▸ **Aim of the exercise**
Work through the data line by line, gathering every line that has the word "figure".
[BEGIN Record set]
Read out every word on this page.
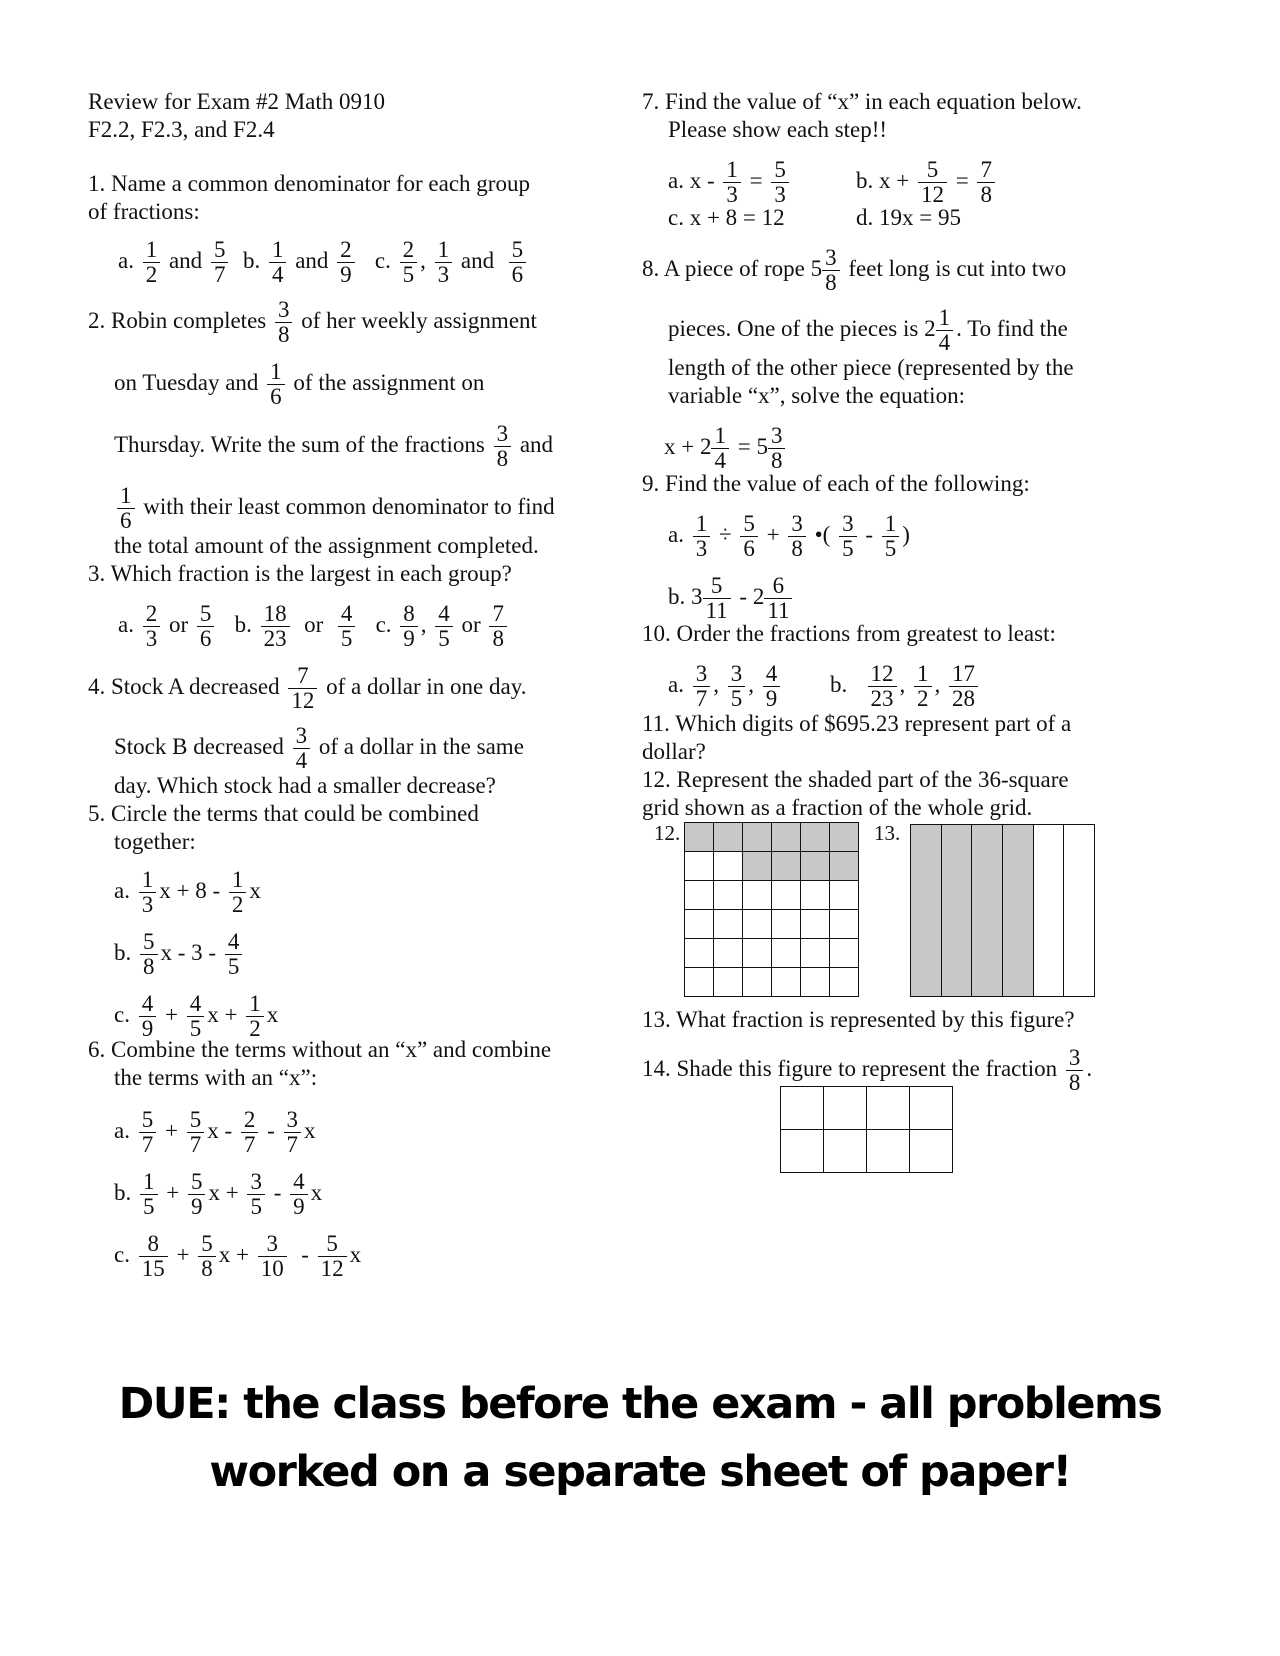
Review for Exam #2 Math 0910
F2.2, F2.3, and F2.4
1. Name a common denominator for each group
of fractions:
a. $\frac{1}{2}$ and $\frac{5}{7} b$. $\frac{1}{4}$ and $\frac{2}{9} c$. $\frac{2}{5}$ , $\frac{1}{3}$ and $\frac{5}{6}$
2. Robin completes $\frac{3}{8}$ of her weekly assignment
on Tuesday and $\frac{1}{6}$ of the assignment on
Thursday. Write the sum of the fractions $\frac{3}{8}$ and
$\frac{1}{6}$ with their least common denominator to find
the total amount of the assignment completed.
3. Which fraction is the largest in each group?
a. $\frac{2}{3}$ or $\frac{5}{6} b$. $\frac{18}{23}$ or $\frac{4}{5} c$. $\frac{8}{9}$ , $\frac{4}{5}$ or $\frac{7}{8}$
4. Stock A decreased $\frac{7}{12}$ of a dollar in one day.
Stock B decreased $\frac{3}{4}$ of a dollar in the same
day. Which stock had a smaller decrease?
5. Circle the terms that could be combined
together:
a. $\frac{1}{3}$ $x + 8 - \frac{1}{2}$ x
b. $\frac{5}{8}$ x - $3 - \frac{4}{5}$
c. $\frac{4}{9} + \frac{4}{5}$ $x + \frac{1}{2}$ x
6. Combine the terms without an “x” and combine
the terms with an “x”:
a. $\frac{5}{7} + \frac{5}{7}$ x - $\frac{2}{7} - \frac{3}{7}$ x
b. $\frac{1}{5} + \frac{5}{9}$ $x + \frac{3}{5} - \frac{4}{9}$ x
c. $\frac{8}{15} + \frac{5}{8}$ $x + \frac{3}{10} - \frac{5}{12}$ x
7. Find the value of “x” in each equation below.
Please show each step!!
a. $x - \frac{1}{3} = \frac{5}{3}$	b. $x + \frac{5}{12} = \frac{7}{8}$
c. x + 8 = 12	d. 19x = 95
8. A piece of rope $5 \frac{3}{8}$ feet long is cut into two
pieces. One of the pieces is $2 \frac{1}{4}$ . To find the
length of the other piece (represented by the
variable “x”, solve the equation:
$x + 2 \frac{1}{4} = 5 \frac{3}{8}$
9. Find the value of each of the following:
a. $\frac{1}{3} \div \frac{5}{6} + \frac{3}{8}$ •( $\frac{3}{5} - \frac{1}{5}$ )
b. $3 \frac{5}{11} - 2 \frac{6}{11}$
10. Order the fractions from greatest to least:
a. $\frac{3}{7}$ , $\frac{3}{5}$ , $\frac{4}{9} b$. $\frac{12}{23}$ , $\frac{1}{2}$ , $\frac{17}{28}$
11. Which digits of $695.23 represent part of a
dollar?
12. Represent the shaded part of the 36-square
grid shown as a fraction of the whole grid.
12.	13.
13. What fraction is represented by this figure?
14. Shade this figure to represent the fraction $\frac{3}{8}$ .
DUE: the class before the exam - all problems
worked on a separate sheet of paper!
[END Record set]
▸ **Right answer**
13. What fraction is represented by this figure?
14. Shade this figure to represent the fraction $\frac{3}{8}$ .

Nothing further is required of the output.